Using the data below, copy each line that includes the word "color".
* BEGIN THE RECORDS *
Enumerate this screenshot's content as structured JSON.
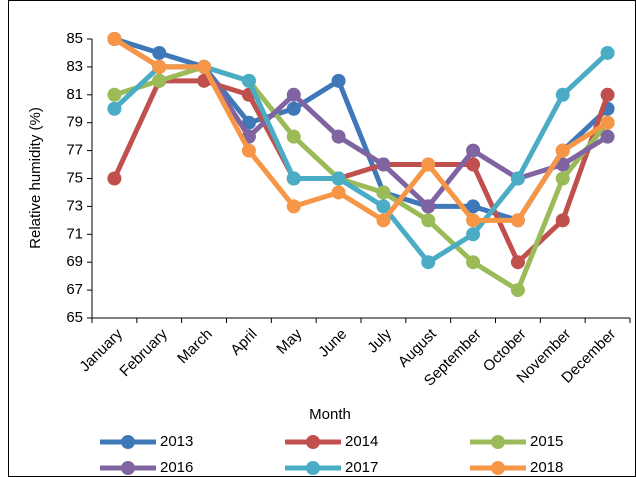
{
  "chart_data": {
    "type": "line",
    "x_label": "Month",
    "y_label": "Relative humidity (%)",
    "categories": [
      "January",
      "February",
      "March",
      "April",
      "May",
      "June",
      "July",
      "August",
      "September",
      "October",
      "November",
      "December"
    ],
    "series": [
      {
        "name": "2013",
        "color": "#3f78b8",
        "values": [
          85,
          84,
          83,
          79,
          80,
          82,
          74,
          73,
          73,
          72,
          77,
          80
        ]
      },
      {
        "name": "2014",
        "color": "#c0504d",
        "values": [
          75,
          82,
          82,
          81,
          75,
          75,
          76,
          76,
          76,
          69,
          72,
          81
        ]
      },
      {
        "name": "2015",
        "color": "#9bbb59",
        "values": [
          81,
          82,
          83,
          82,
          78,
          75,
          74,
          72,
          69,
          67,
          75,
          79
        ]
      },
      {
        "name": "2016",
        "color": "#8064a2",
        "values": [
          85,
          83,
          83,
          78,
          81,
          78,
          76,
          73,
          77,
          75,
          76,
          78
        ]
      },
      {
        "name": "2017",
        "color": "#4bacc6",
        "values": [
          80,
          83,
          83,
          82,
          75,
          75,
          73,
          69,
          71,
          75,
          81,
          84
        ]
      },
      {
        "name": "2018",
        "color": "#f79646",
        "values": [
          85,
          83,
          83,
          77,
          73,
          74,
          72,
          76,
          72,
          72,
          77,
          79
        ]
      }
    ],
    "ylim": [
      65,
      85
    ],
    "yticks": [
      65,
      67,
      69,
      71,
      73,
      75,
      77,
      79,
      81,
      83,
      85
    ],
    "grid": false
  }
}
* END THE RECORDS *
* BEGIN THE RECORDS *
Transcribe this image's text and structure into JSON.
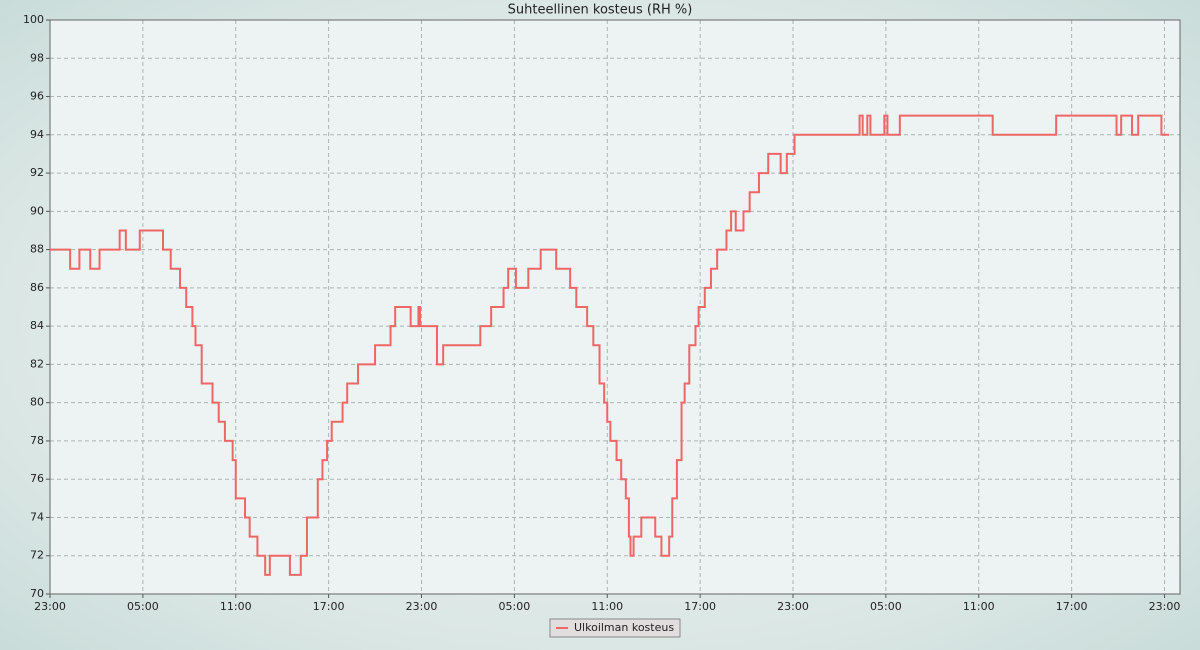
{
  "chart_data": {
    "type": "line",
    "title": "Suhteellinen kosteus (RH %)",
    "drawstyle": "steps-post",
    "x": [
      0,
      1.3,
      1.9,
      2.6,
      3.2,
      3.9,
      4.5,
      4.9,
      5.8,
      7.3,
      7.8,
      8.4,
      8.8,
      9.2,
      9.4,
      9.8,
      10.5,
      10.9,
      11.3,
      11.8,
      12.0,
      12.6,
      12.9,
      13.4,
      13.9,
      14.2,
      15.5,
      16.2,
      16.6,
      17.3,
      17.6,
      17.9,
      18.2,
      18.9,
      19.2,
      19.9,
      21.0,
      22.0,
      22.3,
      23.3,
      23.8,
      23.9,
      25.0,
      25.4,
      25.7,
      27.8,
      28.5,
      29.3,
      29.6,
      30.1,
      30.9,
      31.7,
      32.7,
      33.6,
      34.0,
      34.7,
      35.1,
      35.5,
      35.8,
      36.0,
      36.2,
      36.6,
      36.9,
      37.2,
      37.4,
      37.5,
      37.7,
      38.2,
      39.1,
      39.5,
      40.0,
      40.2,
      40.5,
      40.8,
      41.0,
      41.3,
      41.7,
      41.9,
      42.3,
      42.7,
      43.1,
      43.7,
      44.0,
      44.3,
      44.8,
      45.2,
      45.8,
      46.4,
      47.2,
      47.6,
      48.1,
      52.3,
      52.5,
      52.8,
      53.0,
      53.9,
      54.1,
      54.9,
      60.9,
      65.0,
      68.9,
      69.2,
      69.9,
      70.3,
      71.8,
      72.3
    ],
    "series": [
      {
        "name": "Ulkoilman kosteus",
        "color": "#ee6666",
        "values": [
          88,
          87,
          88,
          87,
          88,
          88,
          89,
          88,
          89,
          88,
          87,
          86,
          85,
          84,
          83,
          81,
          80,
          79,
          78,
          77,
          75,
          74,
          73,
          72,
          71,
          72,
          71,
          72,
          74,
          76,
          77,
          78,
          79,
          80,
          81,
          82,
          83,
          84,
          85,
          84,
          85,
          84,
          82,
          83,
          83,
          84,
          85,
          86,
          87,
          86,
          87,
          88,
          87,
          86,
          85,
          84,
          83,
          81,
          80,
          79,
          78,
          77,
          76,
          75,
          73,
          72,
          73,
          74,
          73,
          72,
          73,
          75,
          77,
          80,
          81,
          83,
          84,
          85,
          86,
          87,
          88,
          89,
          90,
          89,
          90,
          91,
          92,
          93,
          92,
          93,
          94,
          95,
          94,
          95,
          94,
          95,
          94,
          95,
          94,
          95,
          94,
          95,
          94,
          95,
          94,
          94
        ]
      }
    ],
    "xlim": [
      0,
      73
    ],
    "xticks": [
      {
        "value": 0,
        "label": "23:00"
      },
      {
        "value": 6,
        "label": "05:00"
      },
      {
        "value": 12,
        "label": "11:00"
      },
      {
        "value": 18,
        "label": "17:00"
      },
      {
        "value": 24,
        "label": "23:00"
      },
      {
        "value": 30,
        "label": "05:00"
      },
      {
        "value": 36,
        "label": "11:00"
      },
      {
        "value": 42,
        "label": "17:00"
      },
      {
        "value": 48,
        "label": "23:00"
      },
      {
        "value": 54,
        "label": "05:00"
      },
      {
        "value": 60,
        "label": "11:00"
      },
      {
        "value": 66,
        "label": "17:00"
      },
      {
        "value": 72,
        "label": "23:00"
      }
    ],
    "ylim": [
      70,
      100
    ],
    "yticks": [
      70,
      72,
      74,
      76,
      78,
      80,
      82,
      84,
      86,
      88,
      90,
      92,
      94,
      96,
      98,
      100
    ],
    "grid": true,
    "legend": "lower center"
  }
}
* END THE RECORDS *
- TASK RESULT
        "color": "#3f78b8",
        "color": "#c0504d",
        "color": "#9bbb59",
        "color": "#8064a2",
        "color": "#4bacc6",
        "color": "#f79646",
        "color": "#ee6666",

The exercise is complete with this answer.